STATED GOAL:
Strip the pictures and reproduce the rest of the listing exactly.

Dataset items
»»

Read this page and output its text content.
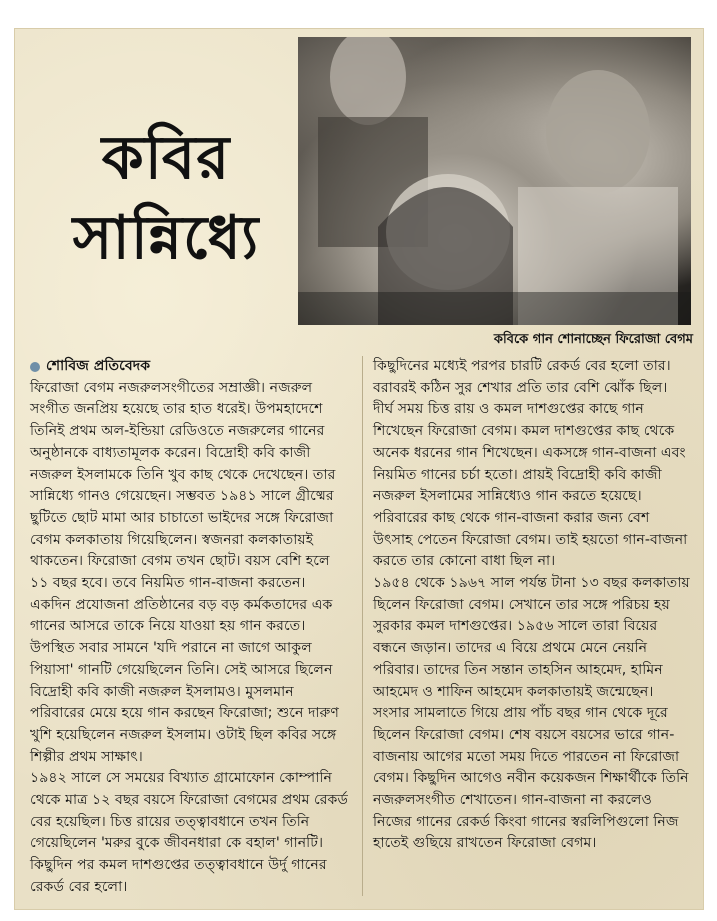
কবির
সান্নিধ্যে
কবিকে গান শোনাচ্ছেন ফিরোজা বেগম

শোবিজ প্রতিবেদক

ফিরোজা বেগম নজরুলসংগীতের সম্রাজ্ঞী। নজরুল সংগীত জনপ্রিয় হয়েছে তার হাত ধরেই। উপমহাদেশে তিনিই প্রথম অল-ইন্ডিয়া রেডিওতে নজরুলের গানের অনুষ্ঠানকে বাধ্যতামূলক করেন। বিদ্রোহী কবি কাজী নজরুল ইসলামকে তিনি খুব কাছ থেকে দেখেছেন। তার সান্নিধ্যে গানও গেয়েছেন। সম্ভবত ১৯৪১ সালে গ্রীষ্মের ছুটিতে ছোট মামা আর চাচাতো ভাইদের সঙ্গে ফিরোজা বেগম কলকাতায় গিয়েছিলেন। স্বজনরা কলকাতায়ই থাকতেন। ফিরোজা বেগম তখন ছোট। বয়স বেশি হলে ১১ বছর হবে। তবে নিয়মিত গান-বাজনা করতেন। একদিন প্রযোজনা প্রতিষ্ঠানের বড় বড় কর্মকতাদের এক গানের আসরে তাকে নিয়ে যাওয়া হয় গান করতে। উপস্থিত সবার সামনে 'যদি পরানে না জাগে আকুল পিয়াসা' গানটি গেয়েছিলেন তিনি। সেই আসরে ছিলেন বিদ্রোহী কবি কাজী নজরুল ইসলামও। মুসলমান পরিবারের মেয়ে হয়ে গান করছেন ফিরোজা; শুনে দারুণ খুশি হয়েছিলেন নজরুল ইসলাম। ওটাই ছিল কবির সঙ্গে শিল্পীর প্রথম সাক্ষাৎ।

১৯৪২ সালে সে সময়ের বিখ্যাত গ্রামোফোন কোম্পানি থেকে মাত্র ১২ বছর বয়সে ফিরোজা বেগমের প্রথম রেকর্ড বের হয়েছিল। চিত্ত রায়ের তত্ত্বাবধানে তখন তিনি গেয়েছিলেন 'মরুর বুকে জীবনধারা কে বহাল' গানটি। কিছুদিন পর কমল দাশগুপ্তের তত্ত্বাবধানে উর্দু গানের রেকর্ড বের হলো।

কিছুদিনের মধ্যেই পরপর চারটি রেকর্ড বের হলো তার। বরাবরই কঠিন সুর শেখার প্রতি তার বেশি ঝোঁক ছিল।

দীর্ঘ সময় চিত্ত রায় ও কমল দাশগুপ্তের কাছে গান শিখেছেন ফিরোজা বেগম। কমল দাশগুপ্তের কাছ থেকে অনেক ধরনের গান শিখেছেন। একসঙ্গে গান-বাজনা এবং নিয়মিত গানের চর্চা হতো। প্রায়ই বিদ্রোহী কবি কাজী নজরুল ইসলামের সান্নিধ্যেও গান করতে হয়েছে। পরিবারের কাছ থেকে গান-বাজনা করার জন্য বেশ উৎসাহ পেতেন ফিরোজা বেগম। তাই হয়তো গান-বাজনা করতে তার কোনো বাধা ছিল না।

১৯৫৪ থেকে ১৯৬৭ সাল পর্যন্ত টানা ১৩ বছর কলকাতায় ছিলেন ফিরোজা বেগম। সেখানে তার সঙ্গে পরিচয় হয় সুরকার কমল দাশগুপ্তের। ১৯৫৬ সালে তারা বিয়ের বন্ধনে জড়ান। তাদের এ বিয়ে প্রথমে মেনে নেয়নি পরিবার। তাদের তিন সন্তান তাহসিন আহমেদ, হামিন আহমেদ ও শাফিন আহমেদ কলকাতায়ই জন্মেছেন। সংসার সামলাতে গিয়ে প্রায় পাঁচ বছর গান থেকে দূরে ছিলেন ফিরোজা বেগম। শেষ বয়সে বয়সের ভারে গান-বাজনায় আগের মতো সময় দিতে পারতেন না ফিরোজা বেগম। কিছুদিন আগেও নবীন কয়েকজন শিক্ষার্থীকে তিনি নজরুলসংগীত শেখাতেন। গান-বাজনা না করলেও নিজের গানের রেকর্ড কিংবা গানের স্বরলিপিগুলো নিজ হাতেই গুছিয়ে রাখতেন ফিরোজা বেগম।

««

EXPECTED ANSWER:
Read this page and output its text content.
কবির
সান্নিধ্যে
কবিকে গান শোনাচ্ছেন ফিরোজা বেগম

শোবিজ প্রতিবেদক

ফিরোজা বেগম নজরুলসংগীতের সম্রাজ্ঞী। নজরুল সংগীত জনপ্রিয় হয়েছে তার হাত ধরেই। উপমহাদেশে তিনিই প্রথম অল-ইন্ডিয়া রেডিওতে নজরুলের গানের অনুষ্ঠানকে বাধ্যতামূলক করেন। বিদ্রোহী কবি কাজী নজরুল ইসলামকে তিনি খুব কাছ থেকে দেখেছেন। তার সান্নিধ্যে গানও গেয়েছেন। সম্ভবত ১৯৪১ সালে গ্রীষ্মের ছুটিতে ছোট মামা আর চাচাতো ভাইদের সঙ্গে ফিরোজা বেগম কলকাতায় গিয়েছিলেন। স্বজনরা কলকাতায়ই থাকতেন। ফিরোজা বেগম তখন ছোট। বয়স বেশি হলে ১১ বছর হবে। তবে নিয়মিত গান-বাজনা করতেন। একদিন প্রযোজনা প্রতিষ্ঠানের বড় বড় কর্মকতাদের এক গানের আসরে তাকে নিয়ে যাওয়া হয় গান করতে। উপস্থিত সবার সামনে 'যদি পরানে না জাগে আকুল পিয়াসা' গানটি গেয়েছিলেন তিনি। সেই আসরে ছিলেন বিদ্রোহী কবি কাজী নজরুল ইসলামও। মুসলমান পরিবারের মেয়ে হয়ে গান করছেন ফিরোজা; শুনে দারুণ খুশি হয়েছিলেন নজরুল ইসলাম। ওটাই ছিল কবির সঙ্গে শিল্পীর প্রথম সাক্ষাৎ।

১৯৪২ সালে সে সময়ের বিখ্যাত গ্রামোফোন কোম্পানি থেকে মাত্র ১২ বছর বয়সে ফিরোজা বেগমের প্রথম রেকর্ড বের হয়েছিল। চিত্ত রায়ের তত্ত্বাবধানে তখন তিনি গেয়েছিলেন 'মরুর বুকে জীবনধারা কে বহাল' গানটি। কিছুদিন পর কমল দাশগুপ্তের তত্ত্বাবধানে উর্দু গানের রেকর্ড বের হলো।

কিছুদিনের মধ্যেই পরপর চারটি রেকর্ড বের হলো তার। বরাবরই কঠিন সুর শেখার প্রতি তার বেশি ঝোঁক ছিল।

দীর্ঘ সময় চিত্ত রায় ও কমল দাশগুপ্তের কাছে গান শিখেছেন ফিরোজা বেগম। কমল দাশগুপ্তের কাছ থেকে অনেক ধরনের গান শিখেছেন। একসঙ্গে গান-বাজনা এবং নিয়মিত গানের চর্চা হতো। প্রায়ই বিদ্রোহী কবি কাজী নজরুল ইসলামের সান্নিধ্যেও গান করতে হয়েছে। পরিবারের কাছ থেকে গান-বাজনা করার জন্য বেশ উৎসাহ পেতেন ফিরোজা বেগম। তাই হয়তো গান-বাজনা করতে তার কোনো বাধা ছিল না।

১৯৫৪ থেকে ১৯৬৭ সাল পর্যন্ত টানা ১৩ বছর কলকাতায় ছিলেন ফিরোজা বেগম। সেখানে তার সঙ্গে পরিচয় হয় সুরকার কমল দাশগুপ্তের। ১৯৫৬ সালে তারা বিয়ের বন্ধনে জড়ান। তাদের এ বিয়ে প্রথমে মেনে নেয়নি পরিবার। তাদের তিন সন্তান তাহসিন আহমেদ, হামিন আহমেদ ও শাফিন আহমেদ কলকাতায়ই জন্মেছেন। সংসার সামলাতে গিয়ে প্রায় পাঁচ বছর গান থেকে দূরে ছিলেন ফিরোজা বেগম। শেষ বয়সে বয়সের ভারে গান-বাজনায় আগের মতো সময় দিতে পারতেন না ফিরোজা বেগম। কিছুদিন আগেও নবীন কয়েকজন শিক্ষার্থীকে তিনি নজরুলসংগীত শেখাতেন। গান-বাজনা না করলেও নিজের গানের রেকর্ড কিংবা গানের স্বরলিপিগুলো নিজ হাতেই গুছিয়ে রাখতেন ফিরোজা বেগম।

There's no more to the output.